Problem to work on ▸ Transcribe all of the data exactly. Omit the pictures.
____
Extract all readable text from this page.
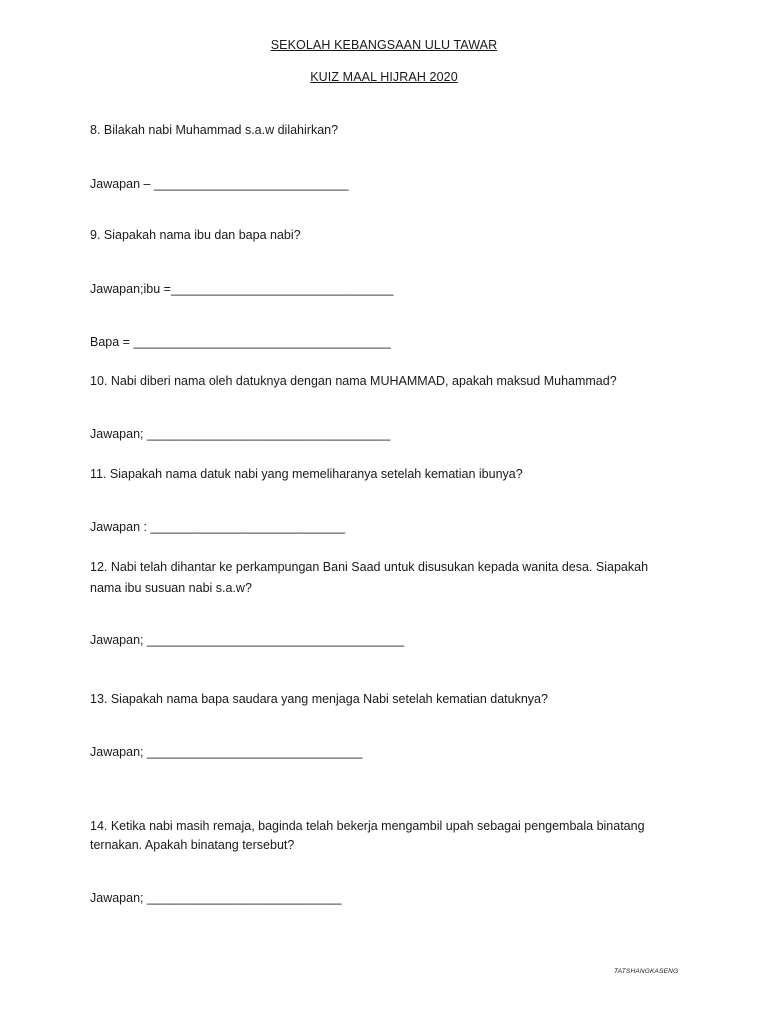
SEKOLAH KEBANGSAAN ULU TAWAR
KUIZ MAAL HIJRAH 2020
8. Bilakah nabi Muhammad s.a.w dilahirkan?
Jawapan – ____________________________
9. Siapakah nama ibu dan bapa nabi?
Jawapan;ibu =________________________________
Bapa = _____________________________________
10. Nabi diberi nama oleh datuknya dengan nama MUHAMMAD, apakah maksud Muhammad?
Jawapan; ___________________________________
11. Siapakah nama datuk nabi yang memeliharanya setelah kematian ibunya?
Jawapan : ____________________________
12. Nabi telah dihantar ke perkampungan Bani Saad untuk disusukan kepada wanita desa. Siapakah
nama ibu susuan nabi s.a.w?
Jawapan; _____________________________________
13. Siapakah nama bapa saudara yang menjaga Nabi setelah kematian datuknya?
Jawapan; _______________________________
14. Ketika nabi masih remaja, baginda telah bekerja mengambil upah sebagai pengembala binatang
ternakan. Apakah binatang tersebut?
Jawapan; ____________________________
TATSHANGKASENG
____
The answer ▸
Extract all readable text from this page.
SEKOLAH KEBANGSAAN ULU TAWAR
KUIZ MAAL HIJRAH 2020
8. Bilakah nabi Muhammad s.a.w dilahirkan?
Jawapan – ____________________________
9. Siapakah nama ibu dan bapa nabi?
Jawapan;ibu =________________________________
Bapa = _____________________________________
10. Nabi diberi nama oleh datuknya dengan nama MUHAMMAD, apakah maksud Muhammad?
Jawapan; ___________________________________
11. Siapakah nama datuk nabi yang memeliharanya setelah kematian ibunya?
Jawapan : ____________________________
12. Nabi telah dihantar ke perkampungan Bani Saad untuk disusukan kepada wanita desa. Siapakah
nama ibu susuan nabi s.a.w?
Jawapan; _____________________________________
13. Siapakah nama bapa saudara yang menjaga Nabi setelah kematian datuknya?
Jawapan; _______________________________
14. Ketika nabi masih remaja, baginda telah bekerja mengambil upah sebagai pengembala binatang
ternakan. Apakah binatang tersebut?
Jawapan; ____________________________
TATSHANGKASENG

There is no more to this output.